Supplied material ::
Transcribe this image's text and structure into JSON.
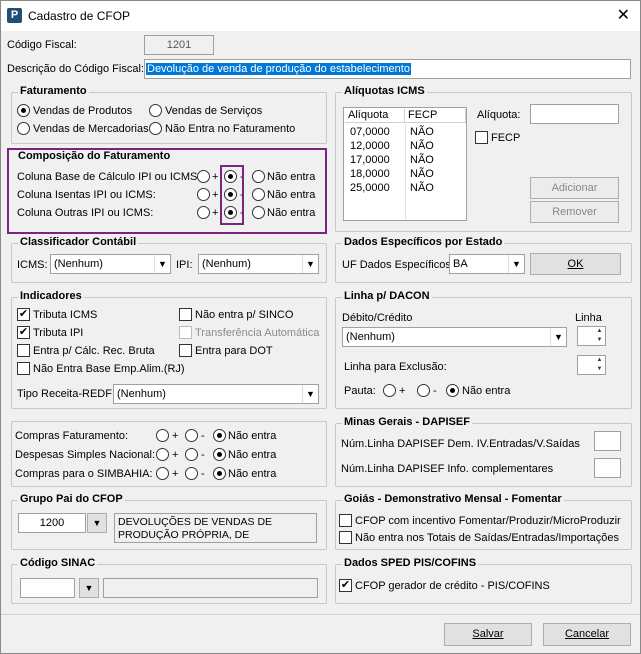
{
  "window": {
    "title": "Cadastro de CFOP",
    "app_icon": "P"
  },
  "codigo_fiscal": {
    "label": "Código Fiscal:",
    "value": "1201"
  },
  "descricao": {
    "label": "Descrição do Código Fiscal:",
    "value": "Devolução de venda de produção do estabelecimento"
  },
  "faturamento": {
    "title": "Faturamento",
    "vendas_produtos": "Vendas de Produtos",
    "vendas_servicos": "Vendas de Serviços",
    "vendas_mercadorias": "Vendas de Mercadorias",
    "nao_entra": "Não Entra no Faturamento"
  },
  "composicao": {
    "title": "Composição do Faturamento",
    "rows": [
      {
        "label": "Coluna Base de Cálculo IPI ou ICMS:"
      },
      {
        "label": "Coluna Isentas IPI ou ICMS:"
      },
      {
        "label": "Coluna Outras IPI ou ICMS:"
      }
    ],
    "plus": "+",
    "minus": "-",
    "nao_entra": "Não entra"
  },
  "aliquotas": {
    "title": "Alíquotas ICMS",
    "col_aliquota": "Alíquota",
    "col_fecp": "FECP",
    "rows": [
      {
        "aliquota": "07,0000",
        "fecp": "NÃO"
      },
      {
        "aliquota": "12,0000",
        "fecp": "NÃO"
      },
      {
        "aliquota": "17,0000",
        "fecp": "NÃO"
      },
      {
        "aliquota": "18,0000",
        "fecp": "NÃO"
      },
      {
        "aliquota": "25,0000",
        "fecp": "NÃO"
      }
    ],
    "aliquota_label": "Alíquota:",
    "fecp_label": "FECP",
    "adicionar": "Adicionar",
    "remover": "Remover"
  },
  "classificador": {
    "title": "Classificador Contábil",
    "icms_label": "ICMS:",
    "icms_value": "(Nenhum)",
    "ipi_label": "IPI:",
    "ipi_value": "(Nenhum)"
  },
  "dados_estado": {
    "title": "Dados Específicos por Estado",
    "uf_label": "UF Dados Específicos:",
    "uf_value": "BA",
    "ok": "OK"
  },
  "indicadores": {
    "title": "Indicadores",
    "tributa_icms": "Tributa ICMS",
    "tributa_ipi": "Tributa IPI",
    "entra_calc": "Entra p/ Cálc. Rec. Bruta",
    "nao_entra_base": "Não Entra Base Emp.Alim.(RJ)",
    "nao_entra_sinco": "Não entra p/ SINCO",
    "transferencia": "Transferência Automática",
    "entra_dot": "Entra para DOT",
    "tipo_receita_label": "Tipo Receita-REDF:",
    "tipo_receita_value": "(Nenhum)"
  },
  "dacon": {
    "title": "Linha p/ DACON",
    "debito_label": "Débito/Crédito",
    "debito_value": "(Nenhum)",
    "linha_label": "Linha",
    "exclusao_label": "Linha para Exclusão:",
    "pauta_label": "Pauta:",
    "plus": "+",
    "minus": "-",
    "nao_entra": "Não entra"
  },
  "compras": {
    "rows": [
      {
        "label": "Compras Faturamento:"
      },
      {
        "label": "Despesas Simples Nacional:"
      },
      {
        "label": "Compras para o SIMBAHIA:"
      }
    ],
    "plus": "+",
    "minus": "-",
    "nao_entra": "Não entra"
  },
  "minas": {
    "title": "Minas Gerais - DAPISEF",
    "linha1": "Núm.Linha DAPISEF Dem. IV.Entradas/V.Saídas",
    "linha2": "Núm.Linha DAPISEF Info. complementares"
  },
  "grupo_pai": {
    "title": "Grupo Pai do CFOP",
    "code": "1200",
    "desc_line1": "DEVOLUÇÕES DE VENDAS DE",
    "desc_line2": "PRODUÇÃO PRÓPRIA, DE"
  },
  "goias": {
    "title": "Goiás - Demonstrativo Mensal - Fomentar",
    "opt1": "CFOP com incentivo  Fomentar/Produzir/MicroProduzir",
    "opt2": "Não entra nos Totais de  Saídas/Entradas/Importações"
  },
  "sinac": {
    "title": "Código SINAC"
  },
  "sped": {
    "title": "Dados SPED PIS/COFINS",
    "gerador": "CFOP gerador de crédito - PIS/COFINS"
  },
  "buttons": {
    "salvar": "Salvar",
    "cancelar": "Cancelar"
  },
  "colors": {
    "highlight": "#0078d7",
    "annotation": "#7b2381"
  }
}
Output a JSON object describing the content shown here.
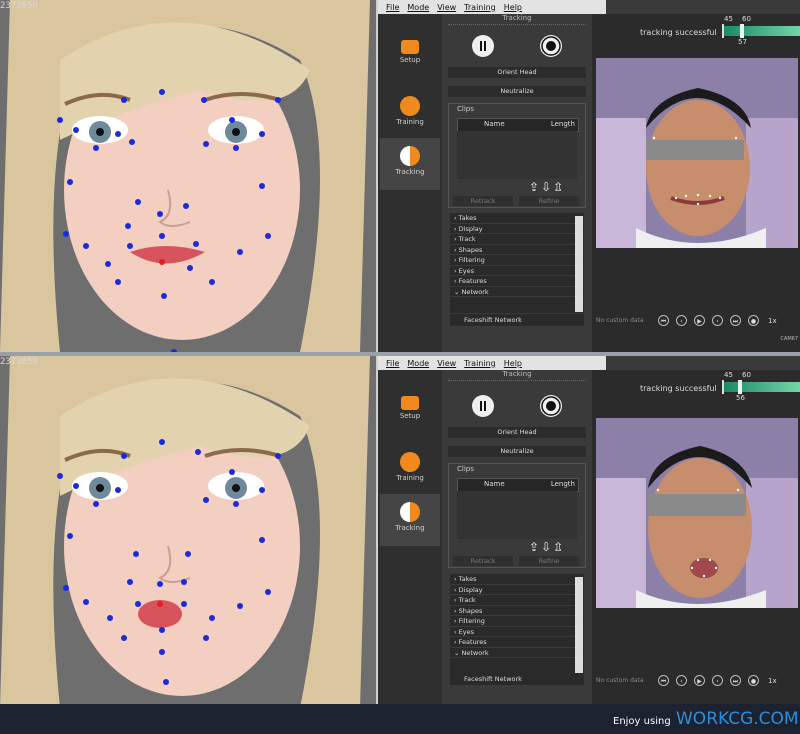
{
  "viewport": {
    "frame_label": "2373050"
  },
  "app": {
    "menu": [
      "File",
      "Mode",
      "View",
      "Training",
      "Help"
    ],
    "sidebar": [
      {
        "label": "Setup",
        "icon": "camera-icon"
      },
      {
        "label": "Training",
        "icon": "smiley-icon"
      },
      {
        "label": "Tracking",
        "icon": "face-profile-icon"
      }
    ],
    "tracking_header": "Tracking",
    "orient_head": "Orient Head",
    "neutralize": "Neutralize",
    "clips": {
      "title": "Clips",
      "col_name": "Name",
      "col_length": "Length"
    },
    "retrack": "Retrack",
    "refine": "Refine",
    "accordion": [
      "Takes",
      "Display",
      "Track",
      "Shapes",
      "Filtering",
      "Eyes",
      "Features",
      "Network"
    ],
    "network_select": "Faceshift Network",
    "status": "tracking successful",
    "meter_labels": {
      "left": "45",
      "right": "60"
    },
    "play_placeholder": "No custom data",
    "speed": "1x",
    "cam_label": "CAM67"
  },
  "panels": [
    {
      "meter_value": "57"
    },
    {
      "meter_value": "56"
    }
  ],
  "footer": {
    "enjoy": "Enjoy using",
    "brand": "WORKCG.COM"
  },
  "colors": {
    "accent_orange": "#f08a1e",
    "meter_green": "#3fbf8a",
    "brand_blue": "#2a8fdc",
    "marker_blue": "#1a2bd9"
  }
}
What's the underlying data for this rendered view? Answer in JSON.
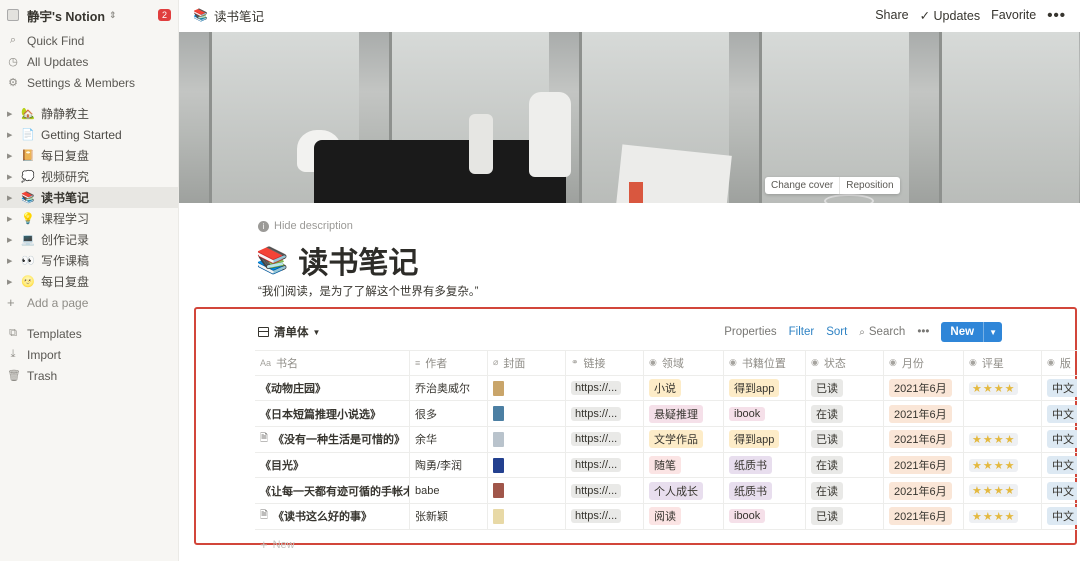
{
  "sidebar": {
    "workspace": "静宇's Notion",
    "badge": "2",
    "nav": [
      {
        "label": "Quick Find",
        "icon": "search-icon"
      },
      {
        "label": "All Updates",
        "icon": "clock-icon"
      },
      {
        "label": "Settings & Members",
        "icon": "gear-icon"
      }
    ],
    "pages": [
      {
        "label": "静静教主",
        "emoji": "🏡"
      },
      {
        "label": "Getting Started",
        "emoji": "📄"
      },
      {
        "label": "每日复盘",
        "emoji": "📔"
      },
      {
        "label": "视频研究",
        "emoji": "💭"
      },
      {
        "label": "读书笔记",
        "emoji": "📚",
        "active": true
      },
      {
        "label": "课程学习",
        "emoji": "💡"
      },
      {
        "label": "创作记录",
        "emoji": "💻"
      },
      {
        "label": "写作课稿",
        "emoji": "👀"
      },
      {
        "label": "每日复盘",
        "emoji": "🌝"
      }
    ],
    "add_page": "Add a page",
    "bottom": [
      {
        "label": "Templates",
        "icon": "templates-icon"
      },
      {
        "label": "Import",
        "icon": "import-icon"
      },
      {
        "label": "Trash",
        "icon": "trash-icon"
      }
    ]
  },
  "topbar": {
    "breadcrumb_emoji": "📚",
    "breadcrumb": "读书笔记",
    "share": "Share",
    "updates": "Updates",
    "favorite": "Favorite",
    "more": "•••"
  },
  "cover": {
    "change_cover": "Change cover",
    "reposition": "Reposition"
  },
  "page": {
    "hide_description": "Hide description",
    "title_emoji": "📚",
    "title": "读书笔记",
    "description": "“我们阅读，是为了了解这个世界有多复杂。”"
  },
  "database": {
    "view_name": "清单体",
    "properties": "Properties",
    "filter": "Filter",
    "sort": "Sort",
    "search": "Search",
    "more": "•••",
    "new": "New",
    "new_row": "New",
    "columns": [
      {
        "label": "书名",
        "icon": "Aa"
      },
      {
        "label": "作者",
        "icon": "≡"
      },
      {
        "label": "封面",
        "icon": "⌀"
      },
      {
        "label": "链接",
        "icon": "⚭"
      },
      {
        "label": "领域",
        "icon": "◉"
      },
      {
        "label": "书籍位置",
        "icon": "◉"
      },
      {
        "label": "状态",
        "icon": "◉"
      },
      {
        "label": "月份",
        "icon": "◉"
      },
      {
        "label": "评星",
        "icon": "◉"
      },
      {
        "label": "版",
        "icon": "◉"
      }
    ],
    "rows": [
      {
        "title": "《动物庄园》",
        "doc": false,
        "author": "乔治奥威尔",
        "cover_color": "#c9a56a",
        "link": "https://...",
        "domain": "小说",
        "domain_color": "#fdecc8",
        "location": "得到app",
        "location_color": "#fdecc8",
        "status": "已读",
        "month": "2021年6月",
        "stars": "★★★★",
        "version": "中文"
      },
      {
        "title": "《日本短篇推理小说选》",
        "doc": false,
        "author": "很多",
        "cover_color": "#4c7fa3",
        "link": "https://...",
        "domain": "悬疑推理",
        "domain_color": "#f5e0e9",
        "location": "ibook",
        "location_color": "#f5e0e9",
        "status": "在读",
        "month": "2021年6月",
        "stars": "",
        "version": "中文"
      },
      {
        "title": "《没有一种生活是可惜的》",
        "doc": true,
        "author": "余华",
        "cover_color": "#b9c3cc",
        "link": "https://...",
        "domain": "文学作品",
        "domain_color": "#fdecc8",
        "location": "得到app",
        "location_color": "#fdecc8",
        "status": "已读",
        "month": "2021年6月",
        "stars": "★★★★",
        "version": "中文"
      },
      {
        "title": "《目光》",
        "doc": false,
        "author": "陶勇/李润",
        "cover_color": "#23408f",
        "link": "https://...",
        "domain": "随笔",
        "domain_color": "#fbe4e4",
        "location": "纸质书",
        "location_color": "#e8deee",
        "status": "在读",
        "month": "2021年6月",
        "stars": "★★★★",
        "version": "中文"
      },
      {
        "title": "《让每一天都有迹可循的手帐术》",
        "doc": false,
        "author": "babe",
        "cover_color": "#a0564a",
        "link": "https://...",
        "domain": "个人成长",
        "domain_color": "#e8deee",
        "location": "纸质书",
        "location_color": "#e8deee",
        "status": "在读",
        "month": "2021年6月",
        "stars": "★★★★",
        "version": "中文"
      },
      {
        "title": "《读书这么好的事》",
        "doc": true,
        "author": "张新颖",
        "cover_color": "#e8d9a6",
        "link": "https://...",
        "domain": "阅读",
        "domain_color": "#fbe4e4",
        "location": "ibook",
        "location_color": "#f5e0e9",
        "status": "已读",
        "month": "2021年6月",
        "stars": "★★★★",
        "version": "中文"
      }
    ]
  }
}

What is needed ::
Pick out every line with the string "Linha" and copy it.

Written answer ::
    "title": "Linha p/ DACON",
    "linha_label": "Linha",
    "exclusao_label": "Linha para Exclusão:",
    "linha1": "Núm.Linha DAPISEF Dem. IV.Entradas/V.Saídas",
    "linha2": "Núm.Linha DAPISEF Info. complementares"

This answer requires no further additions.